§ Short exercise: Which lines hold the string "anať"? Copy every one of them.

§ Task inputs:
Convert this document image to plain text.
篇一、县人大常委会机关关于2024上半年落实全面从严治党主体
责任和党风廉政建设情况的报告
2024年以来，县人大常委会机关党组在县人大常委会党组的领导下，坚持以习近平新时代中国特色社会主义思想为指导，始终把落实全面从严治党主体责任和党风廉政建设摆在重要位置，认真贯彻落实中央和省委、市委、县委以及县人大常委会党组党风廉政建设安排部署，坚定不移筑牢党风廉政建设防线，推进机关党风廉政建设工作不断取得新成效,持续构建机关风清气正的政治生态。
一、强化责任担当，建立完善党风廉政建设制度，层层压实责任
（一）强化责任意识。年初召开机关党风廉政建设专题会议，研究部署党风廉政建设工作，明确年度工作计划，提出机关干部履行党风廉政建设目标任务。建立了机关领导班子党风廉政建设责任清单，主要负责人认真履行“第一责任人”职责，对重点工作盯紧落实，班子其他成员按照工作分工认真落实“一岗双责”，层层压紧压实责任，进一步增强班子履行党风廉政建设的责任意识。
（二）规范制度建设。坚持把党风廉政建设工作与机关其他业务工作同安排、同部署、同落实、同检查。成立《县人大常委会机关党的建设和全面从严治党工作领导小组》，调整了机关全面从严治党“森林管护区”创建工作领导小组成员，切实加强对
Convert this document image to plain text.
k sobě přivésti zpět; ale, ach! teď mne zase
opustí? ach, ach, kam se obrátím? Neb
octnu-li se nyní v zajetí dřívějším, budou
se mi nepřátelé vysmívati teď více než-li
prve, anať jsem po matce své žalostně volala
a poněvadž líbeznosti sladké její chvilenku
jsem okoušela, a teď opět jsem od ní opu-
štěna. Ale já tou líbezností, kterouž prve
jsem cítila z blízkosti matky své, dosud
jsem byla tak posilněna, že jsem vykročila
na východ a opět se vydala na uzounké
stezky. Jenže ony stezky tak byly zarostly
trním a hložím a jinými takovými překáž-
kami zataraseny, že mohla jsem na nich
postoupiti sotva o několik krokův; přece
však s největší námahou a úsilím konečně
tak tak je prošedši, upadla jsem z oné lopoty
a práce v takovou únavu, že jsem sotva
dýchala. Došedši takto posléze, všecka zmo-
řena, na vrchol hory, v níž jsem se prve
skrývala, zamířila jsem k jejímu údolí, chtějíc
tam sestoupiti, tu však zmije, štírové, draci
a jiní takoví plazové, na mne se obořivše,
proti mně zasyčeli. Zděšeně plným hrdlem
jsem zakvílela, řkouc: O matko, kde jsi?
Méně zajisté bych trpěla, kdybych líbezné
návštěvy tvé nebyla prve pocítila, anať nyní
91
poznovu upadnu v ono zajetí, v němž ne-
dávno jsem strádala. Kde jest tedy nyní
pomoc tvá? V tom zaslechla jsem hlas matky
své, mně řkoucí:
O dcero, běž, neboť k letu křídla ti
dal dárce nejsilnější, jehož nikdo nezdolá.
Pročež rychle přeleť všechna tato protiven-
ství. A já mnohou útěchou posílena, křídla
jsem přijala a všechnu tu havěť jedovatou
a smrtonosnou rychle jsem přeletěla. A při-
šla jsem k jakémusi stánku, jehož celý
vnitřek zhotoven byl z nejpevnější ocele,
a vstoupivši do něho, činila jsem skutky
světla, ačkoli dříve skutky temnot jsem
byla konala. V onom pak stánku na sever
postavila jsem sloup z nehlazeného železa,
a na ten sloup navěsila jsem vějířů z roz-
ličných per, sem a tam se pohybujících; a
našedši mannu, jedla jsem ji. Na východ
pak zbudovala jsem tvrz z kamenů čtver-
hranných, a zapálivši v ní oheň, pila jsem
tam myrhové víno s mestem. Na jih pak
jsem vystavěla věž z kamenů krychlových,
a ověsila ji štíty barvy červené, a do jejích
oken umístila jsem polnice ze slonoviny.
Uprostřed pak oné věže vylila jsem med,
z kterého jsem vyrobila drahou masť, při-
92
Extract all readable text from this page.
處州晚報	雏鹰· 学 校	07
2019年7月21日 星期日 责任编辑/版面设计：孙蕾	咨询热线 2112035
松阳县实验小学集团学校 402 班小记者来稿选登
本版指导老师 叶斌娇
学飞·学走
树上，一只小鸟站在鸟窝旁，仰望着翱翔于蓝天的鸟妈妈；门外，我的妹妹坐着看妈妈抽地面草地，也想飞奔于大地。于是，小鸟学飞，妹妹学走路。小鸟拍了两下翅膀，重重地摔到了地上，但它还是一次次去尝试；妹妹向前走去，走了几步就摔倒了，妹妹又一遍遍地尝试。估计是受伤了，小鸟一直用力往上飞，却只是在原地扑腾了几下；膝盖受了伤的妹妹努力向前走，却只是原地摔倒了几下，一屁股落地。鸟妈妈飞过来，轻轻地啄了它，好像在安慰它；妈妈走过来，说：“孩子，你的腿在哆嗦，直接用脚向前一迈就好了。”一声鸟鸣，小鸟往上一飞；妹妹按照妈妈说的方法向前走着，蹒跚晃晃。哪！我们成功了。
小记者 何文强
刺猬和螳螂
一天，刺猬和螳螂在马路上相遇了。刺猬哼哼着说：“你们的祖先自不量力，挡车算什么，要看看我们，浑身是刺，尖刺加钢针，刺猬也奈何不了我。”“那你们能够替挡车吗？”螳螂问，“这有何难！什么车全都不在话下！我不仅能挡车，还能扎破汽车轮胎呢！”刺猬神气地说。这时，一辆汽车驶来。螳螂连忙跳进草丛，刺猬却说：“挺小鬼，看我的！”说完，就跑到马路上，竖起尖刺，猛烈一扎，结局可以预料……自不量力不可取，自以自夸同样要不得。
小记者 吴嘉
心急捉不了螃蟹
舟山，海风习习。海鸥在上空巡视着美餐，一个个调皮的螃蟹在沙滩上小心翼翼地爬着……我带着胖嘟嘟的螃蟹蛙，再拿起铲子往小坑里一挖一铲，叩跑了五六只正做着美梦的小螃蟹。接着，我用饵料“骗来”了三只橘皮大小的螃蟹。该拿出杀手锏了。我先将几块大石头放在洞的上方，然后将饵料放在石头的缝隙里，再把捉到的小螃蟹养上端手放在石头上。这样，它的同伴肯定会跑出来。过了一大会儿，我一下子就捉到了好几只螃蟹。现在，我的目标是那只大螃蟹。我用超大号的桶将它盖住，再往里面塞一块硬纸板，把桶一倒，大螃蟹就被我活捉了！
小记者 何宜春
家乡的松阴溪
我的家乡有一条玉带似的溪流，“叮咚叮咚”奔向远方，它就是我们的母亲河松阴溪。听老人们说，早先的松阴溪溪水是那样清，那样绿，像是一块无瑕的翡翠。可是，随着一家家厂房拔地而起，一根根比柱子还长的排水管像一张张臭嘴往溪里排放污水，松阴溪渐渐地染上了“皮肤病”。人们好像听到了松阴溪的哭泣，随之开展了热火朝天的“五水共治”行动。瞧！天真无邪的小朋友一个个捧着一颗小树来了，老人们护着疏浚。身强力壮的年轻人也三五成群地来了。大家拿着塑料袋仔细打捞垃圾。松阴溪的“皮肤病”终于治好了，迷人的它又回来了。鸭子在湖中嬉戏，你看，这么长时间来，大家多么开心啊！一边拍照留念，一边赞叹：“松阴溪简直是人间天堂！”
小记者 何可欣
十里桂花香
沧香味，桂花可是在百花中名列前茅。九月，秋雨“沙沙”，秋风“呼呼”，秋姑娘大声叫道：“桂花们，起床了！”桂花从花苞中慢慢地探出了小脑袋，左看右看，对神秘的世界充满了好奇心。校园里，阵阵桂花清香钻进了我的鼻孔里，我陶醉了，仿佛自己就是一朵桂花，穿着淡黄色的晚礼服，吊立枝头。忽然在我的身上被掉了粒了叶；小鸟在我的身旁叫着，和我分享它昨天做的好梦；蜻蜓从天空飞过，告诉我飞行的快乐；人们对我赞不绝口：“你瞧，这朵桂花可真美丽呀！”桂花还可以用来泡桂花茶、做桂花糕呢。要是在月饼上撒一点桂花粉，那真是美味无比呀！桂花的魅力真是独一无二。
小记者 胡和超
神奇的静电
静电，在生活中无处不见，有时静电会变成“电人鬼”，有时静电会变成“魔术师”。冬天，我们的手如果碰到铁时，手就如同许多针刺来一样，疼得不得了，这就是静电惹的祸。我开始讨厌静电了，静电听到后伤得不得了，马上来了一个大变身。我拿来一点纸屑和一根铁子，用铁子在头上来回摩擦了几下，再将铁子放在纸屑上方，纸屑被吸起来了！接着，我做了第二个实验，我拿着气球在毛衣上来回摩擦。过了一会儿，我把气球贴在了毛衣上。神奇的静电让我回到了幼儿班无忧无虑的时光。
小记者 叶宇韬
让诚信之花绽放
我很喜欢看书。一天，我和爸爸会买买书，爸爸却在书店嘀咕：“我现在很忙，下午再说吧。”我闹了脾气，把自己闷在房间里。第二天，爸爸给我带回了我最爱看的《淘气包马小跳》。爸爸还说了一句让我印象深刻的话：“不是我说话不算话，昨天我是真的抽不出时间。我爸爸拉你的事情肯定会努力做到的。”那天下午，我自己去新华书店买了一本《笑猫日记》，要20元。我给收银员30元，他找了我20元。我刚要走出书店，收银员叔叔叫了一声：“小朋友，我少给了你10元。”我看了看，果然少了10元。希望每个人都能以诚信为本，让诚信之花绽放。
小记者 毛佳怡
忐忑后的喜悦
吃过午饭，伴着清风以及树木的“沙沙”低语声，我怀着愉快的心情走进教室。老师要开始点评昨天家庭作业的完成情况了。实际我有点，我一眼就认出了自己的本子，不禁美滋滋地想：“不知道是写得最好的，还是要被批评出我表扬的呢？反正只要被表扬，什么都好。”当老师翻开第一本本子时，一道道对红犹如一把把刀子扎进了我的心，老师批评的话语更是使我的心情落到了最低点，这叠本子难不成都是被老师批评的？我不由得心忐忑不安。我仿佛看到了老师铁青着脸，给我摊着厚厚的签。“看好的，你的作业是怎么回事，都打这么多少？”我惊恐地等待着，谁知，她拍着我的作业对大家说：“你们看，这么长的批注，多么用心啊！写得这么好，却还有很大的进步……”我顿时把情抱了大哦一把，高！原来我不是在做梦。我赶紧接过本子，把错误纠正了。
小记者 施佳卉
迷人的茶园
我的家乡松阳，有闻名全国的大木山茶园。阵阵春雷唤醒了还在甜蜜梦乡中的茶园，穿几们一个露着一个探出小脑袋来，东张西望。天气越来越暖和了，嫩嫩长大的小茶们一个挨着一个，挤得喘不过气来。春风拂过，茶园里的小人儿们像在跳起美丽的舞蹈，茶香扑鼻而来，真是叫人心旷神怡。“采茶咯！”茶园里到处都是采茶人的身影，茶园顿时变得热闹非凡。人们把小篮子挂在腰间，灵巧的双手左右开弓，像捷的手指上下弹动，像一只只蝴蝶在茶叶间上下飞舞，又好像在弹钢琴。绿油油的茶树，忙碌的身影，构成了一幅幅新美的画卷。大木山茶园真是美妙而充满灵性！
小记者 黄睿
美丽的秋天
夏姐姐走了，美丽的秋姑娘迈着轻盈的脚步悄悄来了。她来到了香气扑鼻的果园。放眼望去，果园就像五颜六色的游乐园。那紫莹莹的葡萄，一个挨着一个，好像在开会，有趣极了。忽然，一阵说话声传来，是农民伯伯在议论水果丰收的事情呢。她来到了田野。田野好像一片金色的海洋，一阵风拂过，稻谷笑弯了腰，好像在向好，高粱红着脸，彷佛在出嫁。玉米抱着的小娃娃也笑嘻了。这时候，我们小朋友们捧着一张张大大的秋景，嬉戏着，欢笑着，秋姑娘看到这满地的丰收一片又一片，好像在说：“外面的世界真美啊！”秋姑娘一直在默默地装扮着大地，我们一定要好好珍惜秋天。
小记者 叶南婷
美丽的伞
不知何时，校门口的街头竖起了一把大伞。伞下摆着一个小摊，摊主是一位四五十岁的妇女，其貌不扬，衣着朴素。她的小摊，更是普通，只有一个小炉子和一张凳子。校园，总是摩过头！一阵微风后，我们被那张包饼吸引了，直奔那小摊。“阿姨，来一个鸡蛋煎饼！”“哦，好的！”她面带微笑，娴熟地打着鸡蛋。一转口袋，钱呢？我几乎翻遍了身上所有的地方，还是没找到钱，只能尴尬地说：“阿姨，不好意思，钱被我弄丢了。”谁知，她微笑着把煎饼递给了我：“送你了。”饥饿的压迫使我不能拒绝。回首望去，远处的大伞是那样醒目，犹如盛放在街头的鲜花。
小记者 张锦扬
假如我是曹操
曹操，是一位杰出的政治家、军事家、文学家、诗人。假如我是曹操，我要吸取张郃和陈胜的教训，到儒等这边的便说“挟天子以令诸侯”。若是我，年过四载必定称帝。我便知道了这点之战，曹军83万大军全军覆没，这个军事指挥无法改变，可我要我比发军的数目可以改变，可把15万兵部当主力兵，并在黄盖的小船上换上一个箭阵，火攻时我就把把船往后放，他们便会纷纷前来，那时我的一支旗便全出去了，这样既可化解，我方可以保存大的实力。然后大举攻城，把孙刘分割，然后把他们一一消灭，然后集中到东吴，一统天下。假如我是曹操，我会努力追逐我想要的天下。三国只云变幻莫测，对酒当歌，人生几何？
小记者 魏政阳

§ Solution:
prve, anať jsem po matce své žalostně volala
návštěvy tvé nebyla prve pocítila, anať nyní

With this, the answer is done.